━━━━━ DATA LINES

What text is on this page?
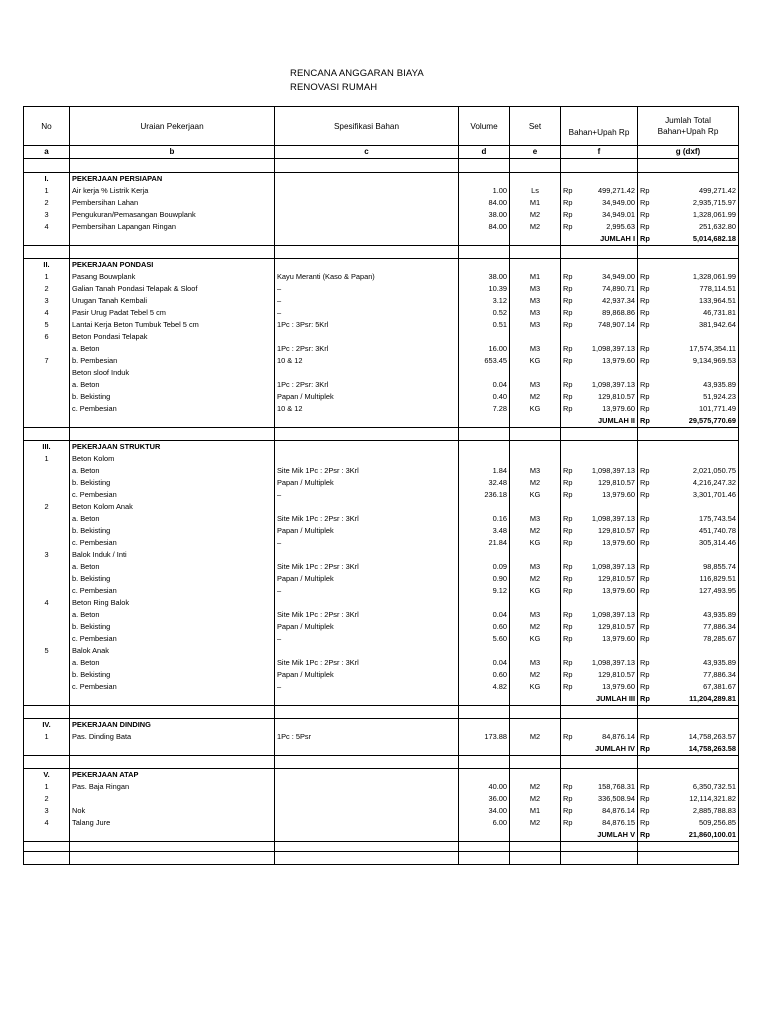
RENCANA ANGGARAN BIAYA
RENOVASI RUMAH
No	Uraian Pekerjaan	Spesifikasi Bahan	Volume	Set	Bahan+Upah Rp	Jumlah Total Bahan+Upah Rp
a	b	c	d	e	f	g (dxf)

I.	PEKERJAAN PERSIAPAN					
1	Air kerja % Listrik Kerja		1.00	Ls	Rp 499,271.42	Rp 499,271.42

2	Pembersihan Lahan		84.00	M1	Rp 34,949.00	Rp 2,935,715.97

3	Pengukuran/Pemasangan Bouwplank		38.00	M2	Rp 34,949.01	Rp 1,328,061.99

4	Pembersihan Lapangan Ringan		84.00	M2	Rp 2,995.63	Rp 251,632.80

					JUMLAH I	Rp 5,014,682.18

II.	PEKERJAAN PONDASI					
1	Pasang Bouwplank	Kayu Meranti (Kaso & Papan)	38.00	M1	Rp 34,949.00	Rp 1,328,061.99

2	Galian Tanah Pondasi Telapak & Sloof	–	10.39	M3	Rp 74,890.71	Rp 778,114.51

3	Urugan Tanah Kembali	–	3.12	M3	Rp 42,937.34	Rp 133,964.51

4	Pasir Urug Padat Tebel 5 cm	–	0.52	M3	Rp 89,868.86	Rp 46,731.81

5	Lantai Kerja Beton Tumbuk Tebel 5 cm	1Pc : 3Psr: 5Krl	0.51	M3	Rp 748,907.14	Rp 381,942.64

6	Beton Pondasi Telapak				

	a. Beton	1Pc : 2Psr: 3Krl	16.00	M3	Rp 1,098,397.13	Rp 17,574,354.11

7	b. Pembesian	10 & 12	653.45	KG	Rp 13,979.60	Rp 9,134,969.53

	Beton sloof Induk				

	a. Beton	1Pc : 2Psr: 3Krl	0.04	M3	Rp 1,098,397.13	Rp 43,935.89

	b. Bekisting	Papan / Multiplek	0.40	M2	Rp 129,810.57	Rp 51,924.23

	c. Pembesian	10 & 12	7.28	KG	Rp 13,979.60	Rp 101,771.49

					JUMLAH II	Rp 29,575,770.69

III.	PEKERJAAN STRUKTUR					
1	Beton Kolom				

	a. Beton	Site Mik 1Pc : 2Psr : 3Krl	1.84	M3	Rp 1,098,397.13	Rp 2,021,050.75

	b. Bekisting	Papan / Multiplek	32.48	M2	Rp 129,810.57	Rp 4,216,247.32

	c. Pembesian	–	236.18	KG	Rp 13,979.60	Rp 3,301,701.46

2	Beton Kolom Anak				

	a. Beton	Site Mik 1Pc : 2Psr : 3Krl	0.16	M3	Rp 1,098,397.13	Rp 175,743.54

	b. Bekisting	Papan / Multiplek	3.48	M2	Rp 129,810.57	Rp 451,740.78

	c. Pembesian	–	21.84	KG	Rp 13,979.60	Rp 305,314.46

3	Balok Induk / Inti				

	a. Beton	Site Mik 1Pc : 2Psr : 3Krl	0.09	M3	Rp 1,098,397.13	Rp 98,855.74

	b. Bekisting	Papan / Multiplek	0.90	M2	Rp 129,810.57	Rp 116,829.51

	c. Pembesian	–	9.12	KG	Rp 13,979.60	Rp 127,493.95

4	Beton Ring Balok				

	a. Beton	Site Mik 1Pc : 2Psr : 3Krl	0.04	M3	Rp 1,098,397.13	Rp 43,935.89

	b. Bekisting	Papan / Multiplek	0.60	M2	Rp 129,810.57	Rp 77,886.34

	c. Pembesian	–	5.60	KG	Rp 13,979.60	Rp 78,285.67

5	Balok Anak				

	a. Beton	Site Mik 1Pc : 2Psr : 3Krl	0.04	M3	Rp 1,098,397.13	Rp 43,935.89

	b. Bekisting	Papan / Multiplek	0.60	M2	Rp 129,810.57	Rp 77,886.34

	c. Pembesian	–	4.82	KG	Rp 13,979.60	Rp 67,381.67

					JUMLAH III	Rp 11,204,289.81

IV.	PEKERJAAN DINDING					
1	Pas. Dinding Bata	1Pc : 5Psr	173.88	M2	Rp 84,876.14	Rp 14,758,263.57

					JUMLAH IV	Rp 14,758,263.58

V.	PEKERJAAN ATAP					
1	Pas. Baja Ringan		40.00	M2	Rp 158,768.31	Rp 6,350,732.51

2			36.00	M2	Rp 336,508.94	Rp 12,114,321.82

3	Nok		34.00	M1	Rp 84,876.14	Rp 2,885,788.83

4	Talang Jure		6.00	M2	Rp 84,876.15	Rp 509,256.85

					JUMLAH V	Rp 21,860,100.01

━━━━━━━━━━

List each line of the entries that holds the string "Pembersihan".

RESULT FOR THIS TASK:
2	Pembersihan Lahan		84.00	M1	Rp 34,949.00	Rp 2,935,715.97
4	Pembersihan Lapangan Ringan		84.00	M2	Rp 2,995.63	Rp 251,632.80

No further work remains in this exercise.